#### Stated problem
Keep only the lines of the listing that include the word "tournament", and copy them.

(Dataset entries)
================================

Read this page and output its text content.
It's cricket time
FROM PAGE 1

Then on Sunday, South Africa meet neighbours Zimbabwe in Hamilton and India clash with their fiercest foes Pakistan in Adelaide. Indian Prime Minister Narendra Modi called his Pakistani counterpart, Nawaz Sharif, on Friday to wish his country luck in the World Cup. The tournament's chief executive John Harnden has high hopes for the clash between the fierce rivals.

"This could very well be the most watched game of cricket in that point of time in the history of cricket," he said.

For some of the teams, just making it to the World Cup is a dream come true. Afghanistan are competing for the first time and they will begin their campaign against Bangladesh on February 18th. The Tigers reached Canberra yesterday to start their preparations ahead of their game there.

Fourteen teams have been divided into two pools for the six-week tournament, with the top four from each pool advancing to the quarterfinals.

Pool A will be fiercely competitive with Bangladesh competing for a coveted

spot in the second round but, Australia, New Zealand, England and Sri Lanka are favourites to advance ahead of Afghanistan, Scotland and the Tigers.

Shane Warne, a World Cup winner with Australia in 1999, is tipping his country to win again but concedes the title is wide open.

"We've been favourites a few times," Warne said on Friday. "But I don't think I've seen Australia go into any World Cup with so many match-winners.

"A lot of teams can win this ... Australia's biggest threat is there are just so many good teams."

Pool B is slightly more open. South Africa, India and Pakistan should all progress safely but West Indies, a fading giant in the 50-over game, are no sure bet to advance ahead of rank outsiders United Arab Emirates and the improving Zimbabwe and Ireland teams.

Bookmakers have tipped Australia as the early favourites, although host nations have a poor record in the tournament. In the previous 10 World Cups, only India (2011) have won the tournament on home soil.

================================

#### Result of this task
Then on Sunday, South Africa meet neighbours Zimbabwe in Hamilton and India clash with their fiercest foes Pakistan in Adelaide. Indian Prime Minister Narendra Modi called his Pakistani counterpart, Nawaz Sharif, on Friday to wish his country luck in the World Cup. The tournament's chief executive John Harnden has high hopes for the clash between the fierce rivals.
Fourteen teams have been divided into two pools for the six-week tournament, with the top four from each pool advancing to the quarterfinals.
Bookmakers have tipped Australia as the early favourites, although host nations have a poor record in the tournament. In the previous 10 World Cups, only India (2011) have won the tournament on home soil.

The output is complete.